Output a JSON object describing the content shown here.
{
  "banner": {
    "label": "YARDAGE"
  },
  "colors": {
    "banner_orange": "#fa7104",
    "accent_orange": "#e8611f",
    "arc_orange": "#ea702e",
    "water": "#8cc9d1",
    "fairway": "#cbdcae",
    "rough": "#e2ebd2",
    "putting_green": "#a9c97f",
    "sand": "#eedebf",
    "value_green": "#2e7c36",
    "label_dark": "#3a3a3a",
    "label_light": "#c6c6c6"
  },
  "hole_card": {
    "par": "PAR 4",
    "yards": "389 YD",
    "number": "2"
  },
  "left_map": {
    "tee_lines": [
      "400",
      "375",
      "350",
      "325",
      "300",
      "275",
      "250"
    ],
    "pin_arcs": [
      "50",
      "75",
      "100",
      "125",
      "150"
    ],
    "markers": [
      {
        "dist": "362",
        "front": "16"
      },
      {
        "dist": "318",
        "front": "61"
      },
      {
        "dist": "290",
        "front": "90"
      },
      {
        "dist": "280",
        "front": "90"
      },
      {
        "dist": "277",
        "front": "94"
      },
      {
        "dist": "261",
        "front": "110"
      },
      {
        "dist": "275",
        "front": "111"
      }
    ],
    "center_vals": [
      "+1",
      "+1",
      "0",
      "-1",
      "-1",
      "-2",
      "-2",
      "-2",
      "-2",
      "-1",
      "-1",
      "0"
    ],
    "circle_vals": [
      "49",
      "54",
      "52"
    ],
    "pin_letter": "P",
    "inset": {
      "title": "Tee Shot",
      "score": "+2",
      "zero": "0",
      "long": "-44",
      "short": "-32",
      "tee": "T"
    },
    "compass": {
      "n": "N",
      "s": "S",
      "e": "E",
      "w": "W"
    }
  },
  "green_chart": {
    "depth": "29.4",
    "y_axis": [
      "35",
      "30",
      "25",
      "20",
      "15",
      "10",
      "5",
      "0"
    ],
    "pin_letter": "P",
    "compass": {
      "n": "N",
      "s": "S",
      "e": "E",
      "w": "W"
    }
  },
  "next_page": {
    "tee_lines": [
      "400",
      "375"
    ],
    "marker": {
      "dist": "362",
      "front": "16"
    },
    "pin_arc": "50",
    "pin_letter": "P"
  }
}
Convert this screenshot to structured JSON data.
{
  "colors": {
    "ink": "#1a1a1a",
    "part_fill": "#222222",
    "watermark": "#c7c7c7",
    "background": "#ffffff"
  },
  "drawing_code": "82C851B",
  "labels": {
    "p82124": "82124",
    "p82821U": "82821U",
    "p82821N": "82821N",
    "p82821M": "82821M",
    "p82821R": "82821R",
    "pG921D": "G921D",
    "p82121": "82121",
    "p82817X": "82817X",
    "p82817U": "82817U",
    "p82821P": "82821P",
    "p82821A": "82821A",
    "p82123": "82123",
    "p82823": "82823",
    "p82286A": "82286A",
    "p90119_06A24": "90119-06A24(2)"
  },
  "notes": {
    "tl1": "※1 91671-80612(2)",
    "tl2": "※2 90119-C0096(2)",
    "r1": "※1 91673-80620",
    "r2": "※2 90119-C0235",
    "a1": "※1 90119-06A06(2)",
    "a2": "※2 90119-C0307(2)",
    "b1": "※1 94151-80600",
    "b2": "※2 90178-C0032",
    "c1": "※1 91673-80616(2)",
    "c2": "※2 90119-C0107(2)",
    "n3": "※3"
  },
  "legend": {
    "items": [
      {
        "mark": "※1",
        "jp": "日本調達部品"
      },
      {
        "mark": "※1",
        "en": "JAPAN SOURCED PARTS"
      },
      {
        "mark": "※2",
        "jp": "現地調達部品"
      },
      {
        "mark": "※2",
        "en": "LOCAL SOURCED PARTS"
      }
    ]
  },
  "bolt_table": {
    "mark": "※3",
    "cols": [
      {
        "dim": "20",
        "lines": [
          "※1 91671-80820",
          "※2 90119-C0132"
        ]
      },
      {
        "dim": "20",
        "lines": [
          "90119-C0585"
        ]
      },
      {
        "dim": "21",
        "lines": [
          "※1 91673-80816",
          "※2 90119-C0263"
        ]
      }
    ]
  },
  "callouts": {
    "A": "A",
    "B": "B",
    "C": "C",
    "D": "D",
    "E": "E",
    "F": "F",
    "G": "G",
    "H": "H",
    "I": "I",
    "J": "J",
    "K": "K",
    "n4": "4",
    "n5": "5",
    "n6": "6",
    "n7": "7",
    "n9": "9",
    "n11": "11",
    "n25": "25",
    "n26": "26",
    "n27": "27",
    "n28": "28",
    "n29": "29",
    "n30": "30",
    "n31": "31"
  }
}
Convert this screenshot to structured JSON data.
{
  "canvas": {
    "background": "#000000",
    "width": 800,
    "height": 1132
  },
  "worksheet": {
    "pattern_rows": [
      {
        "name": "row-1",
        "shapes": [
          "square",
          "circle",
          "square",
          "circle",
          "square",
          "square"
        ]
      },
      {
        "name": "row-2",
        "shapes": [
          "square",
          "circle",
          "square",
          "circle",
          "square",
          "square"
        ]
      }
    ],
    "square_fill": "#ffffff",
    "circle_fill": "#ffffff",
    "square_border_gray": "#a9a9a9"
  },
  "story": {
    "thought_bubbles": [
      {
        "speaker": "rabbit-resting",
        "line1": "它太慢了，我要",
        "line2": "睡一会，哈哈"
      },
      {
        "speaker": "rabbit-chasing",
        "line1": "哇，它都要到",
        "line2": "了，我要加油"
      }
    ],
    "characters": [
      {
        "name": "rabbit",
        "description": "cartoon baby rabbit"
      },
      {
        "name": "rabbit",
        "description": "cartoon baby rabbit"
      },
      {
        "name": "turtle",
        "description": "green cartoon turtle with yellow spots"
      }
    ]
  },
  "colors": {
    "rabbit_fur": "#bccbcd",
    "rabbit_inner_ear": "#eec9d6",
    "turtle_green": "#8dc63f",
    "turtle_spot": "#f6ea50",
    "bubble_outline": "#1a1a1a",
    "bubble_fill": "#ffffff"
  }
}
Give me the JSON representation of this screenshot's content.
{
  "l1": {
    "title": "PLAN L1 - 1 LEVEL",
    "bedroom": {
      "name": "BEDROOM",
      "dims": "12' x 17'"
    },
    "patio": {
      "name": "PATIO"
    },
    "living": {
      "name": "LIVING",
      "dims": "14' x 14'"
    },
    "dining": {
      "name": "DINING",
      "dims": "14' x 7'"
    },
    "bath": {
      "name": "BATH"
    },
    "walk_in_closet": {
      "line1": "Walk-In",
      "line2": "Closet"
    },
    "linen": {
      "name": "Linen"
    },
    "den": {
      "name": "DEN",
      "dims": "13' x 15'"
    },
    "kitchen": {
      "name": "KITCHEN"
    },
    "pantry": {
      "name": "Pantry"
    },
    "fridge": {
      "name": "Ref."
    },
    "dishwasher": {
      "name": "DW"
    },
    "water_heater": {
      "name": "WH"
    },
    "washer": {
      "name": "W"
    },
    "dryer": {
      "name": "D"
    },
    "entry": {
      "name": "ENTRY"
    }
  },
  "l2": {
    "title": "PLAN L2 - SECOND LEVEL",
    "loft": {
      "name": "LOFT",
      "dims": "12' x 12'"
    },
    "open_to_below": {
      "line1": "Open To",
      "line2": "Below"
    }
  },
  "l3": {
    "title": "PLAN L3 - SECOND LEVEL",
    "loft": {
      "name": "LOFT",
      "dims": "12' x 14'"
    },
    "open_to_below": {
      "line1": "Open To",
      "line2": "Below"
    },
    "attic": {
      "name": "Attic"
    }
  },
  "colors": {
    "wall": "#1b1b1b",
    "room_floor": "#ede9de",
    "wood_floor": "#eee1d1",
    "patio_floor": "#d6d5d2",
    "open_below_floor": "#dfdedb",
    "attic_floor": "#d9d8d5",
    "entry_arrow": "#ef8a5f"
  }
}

========

» GIVEN PROBLEM
Transcribe the entire listing above precisely.

» THE ANSWER
Output a JSON object describing the content shown here.
{
  "banner": {
    "label": "YARDAGE"
  },
  "colors": {
    "banner_orange": "#fa7104",
    "accent_orange": "#e8611f",
    "arc_orange": "#ea702e",
    "water": "#8cc9d1",
    "fairway": "#cbdcae",
    "rough": "#e2ebd2",
    "putting_green": "#a9c97f",
    "sand": "#eedebf",
    "value_green": "#2e7c36",
    "label_dark": "#3a3a3a",
    "label_light": "#c6c6c6"
  },
  "hole_card": {
    "par": "PAR 4",
    "yards": "389 YD",
    "number": "2"
  },
  "left_map": {
    "tee_lines": [
      "400",
      "375",
      "350",
      "325",
      "300",
      "275",
      "250"
    ],
    "pin_arcs": [
      "50",
      "75",
      "100",
      "125",
      "150"
    ],
    "markers": [
      {
        "dist": "362",
        "front": "16"
      },
      {
        "dist": "318",
        "front": "61"
      },
      {
        "dist": "290",
        "front": "90"
      },
      {
        "dist": "280",
        "front": "90"
      },
      {
        "dist": "277",
        "front": "94"
      },
      {
        "dist": "261",
        "front": "110"
      },
      {
        "dist": "275",
        "front": "111"
      }
    ],
    "center_vals": [
      "+1",
      "+1",
      "0",
      "-1",
      "-1",
      "-2",
      "-2",
      "-2",
      "-2",
      "-1",
      "-1",
      "0"
    ],
    "circle_vals": [
      "49",
      "54",
      "52"
    ],
    "pin_letter": "P",
    "inset": {
      "title": "Tee Shot",
      "score": "+2",
      "zero": "0",
      "long": "-44",
      "short": "-32",
      "tee": "T"
    },
    "compass": {
      "n": "N",
      "s": "S",
      "e": "E",
      "w": "W"
    }
  },
  "green_chart": {
    "depth": "29.4",
    "y_axis": [
      "35",
      "30",
      "25",
      "20",
      "15",
      "10",
      "5",
      "0"
    ],
    "pin_letter": "P",
    "compass": {
      "n": "N",
      "s": "S",
      "e": "E",
      "w": "W"
    }
  },
  "next_page": {
    "tee_lines": [
      "400",
      "375"
    ],
    "marker": {
      "dist": "362",
      "front": "16"
    },
    "pin_arc": "50",
    "pin_letter": "P"
  }
}
Convert this screenshot to structured JSON data.
{
  "colors": {
    "ink": "#1a1a1a",
    "part_fill": "#222222",
    "watermark": "#c7c7c7",
    "background": "#ffffff"
  },
  "drawing_code": "82C851B",
  "labels": {
    "p82124": "82124",
    "p82821U": "82821U",
    "p82821N": "82821N",
    "p82821M": "82821M",
    "p82821R": "82821R",
    "pG921D": "G921D",
    "p82121": "82121",
    "p82817X": "82817X",
    "p82817U": "82817U",
    "p82821P": "82821P",
    "p82821A": "82821A",
    "p82123": "82123",
    "p82823": "82823",
    "p82286A": "82286A",
    "p90119_06A24": "90119-06A24(2)"
  },
  "notes": {
    "tl1": "※1 91671-80612(2)",
    "tl2": "※2 90119-C0096(2)",
    "r1": "※1 91673-80620",
    "r2": "※2 90119-C0235",
    "a1": "※1 90119-06A06(2)",
    "a2": "※2 90119-C0307(2)",
    "b1": "※1 94151-80600",
    "b2": "※2 90178-C0032",
    "c1": "※1 91673-80616(2)",
    "c2": "※2 90119-C0107(2)",
    "n3": "※3"
  },
  "legend": {
    "items": [
      {
        "mark": "※1",
        "jp": "日本調達部品"
      },
      {
        "mark": "※1",
        "en": "JAPAN SOURCED PARTS"
      },
      {
        "mark": "※2",
        "jp": "現地調達部品"
      },
      {
        "mark": "※2",
        "en": "LOCAL SOURCED PARTS"
      }
    ]
  },
  "bolt_table": {
    "mark": "※3",
    "cols": [
      {
        "dim": "20",
        "lines": [
          "※1 91671-80820",
          "※2 90119-C0132"
        ]
      },
      {
        "dim": "20",
        "lines": [
          "90119-C0585"
        ]
      },
      {
        "dim": "21",
        "lines": [
          "※1 91673-80816",
          "※2 90119-C0263"
        ]
      }
    ]
  },
  "callouts": {
    "A": "A",
    "B": "B",
    "C": "C",
    "D": "D",
    "E": "E",
    "F": "F",
    "G": "G",
    "H": "H",
    "I": "I",
    "J": "J",
    "K": "K",
    "n4": "4",
    "n5": "5",
    "n6": "6",
    "n7": "7",
    "n9": "9",
    "n11": "11",
    "n25": "25",
    "n26": "26",
    "n27": "27",
    "n28": "28",
    "n29": "29",
    "n30": "30",
    "n31": "31"
  }
}
Convert this screenshot to structured JSON data.
{
  "canvas": {
    "background": "#000000",
    "width": 800,
    "height": 1132
  },
  "worksheet": {
    "pattern_rows": [
      {
        "name": "row-1",
        "shapes": [
          "square",
          "circle",
          "square",
          "circle",
          "square",
          "square"
        ]
      },
      {
        "name": "row-2",
        "shapes": [
          "square",
          "circle",
          "square",
          "circle",
          "square",
          "square"
        ]
      }
    ],
    "square_fill": "#ffffff",
    "circle_fill": "#ffffff",
    "square_border_gray": "#a9a9a9"
  },
  "story": {
    "thought_bubbles": [
      {
        "speaker": "rabbit-resting",
        "line1": "它太慢了，我要",
        "line2": "睡一会，哈哈"
      },
      {
        "speaker": "rabbit-chasing",
        "line1": "哇，它都要到",
        "line2": "了，我要加油"
      }
    ],
    "characters": [
      {
        "name": "rabbit",
        "description": "cartoon baby rabbit"
      },
      {
        "name": "rabbit",
        "description": "cartoon baby rabbit"
      },
      {
        "name": "turtle",
        "description": "green cartoon turtle with yellow spots"
      }
    ]
  },
  "colors": {
    "rabbit_fur": "#bccbcd",
    "rabbit_inner_ear": "#eec9d6",
    "turtle_green": "#8dc63f",
    "turtle_spot": "#f6ea50",
    "bubble_outline": "#1a1a1a",
    "bubble_fill": "#ffffff"
  }
}
Give me the JSON representation of this screenshot's content.
{
  "l1": {
    "title": "PLAN L1 - 1 LEVEL",
    "bedroom": {
      "name": "BEDROOM",
      "dims": "12' x 17'"
    },
    "patio": {
      "name": "PATIO"
    },
    "living": {
      "name": "LIVING",
      "dims": "14' x 14'"
    },
    "dining": {
      "name": "DINING",
      "dims": "14' x 7'"
    },
    "bath": {
      "name": "BATH"
    },
    "walk_in_closet": {
      "line1": "Walk-In",
      "line2": "Closet"
    },
    "linen": {
      "name": "Linen"
    },
    "den": {
      "name": "DEN",
      "dims": "13' x 15'"
    },
    "kitchen": {
      "name": "KITCHEN"
    },
    "pantry": {
      "name": "Pantry"
    },
    "fridge": {
      "name": "Ref."
    },
    "dishwasher": {
      "name": "DW"
    },
    "water_heater": {
      "name": "WH"
    },
    "washer": {
      "name": "W"
    },
    "dryer": {
      "name": "D"
    },
    "entry": {
      "name": "ENTRY"
    }
  },
  "l2": {
    "title": "PLAN L2 - SECOND LEVEL",
    "loft": {
      "name": "LOFT",
      "dims": "12' x 12'"
    },
    "open_to_below": {
      "line1": "Open To",
      "line2": "Below"
    }
  },
  "l3": {
    "title": "PLAN L3 - SECOND LEVEL",
    "loft": {
      "name": "LOFT",
      "dims": "12' x 14'"
    },
    "open_to_below": {
      "line1": "Open To",
      "line2": "Below"
    },
    "attic": {
      "name": "Attic"
    }
  },
  "colors": {
    "wall": "#1b1b1b",
    "room_floor": "#ede9de",
    "wood_floor": "#eee1d1",
    "patio_floor": "#d6d5d2",
    "open_below_floor": "#dfdedb",
    "attic_floor": "#d9d8d5",
    "entry_arrow": "#ef8a5f"
  }
}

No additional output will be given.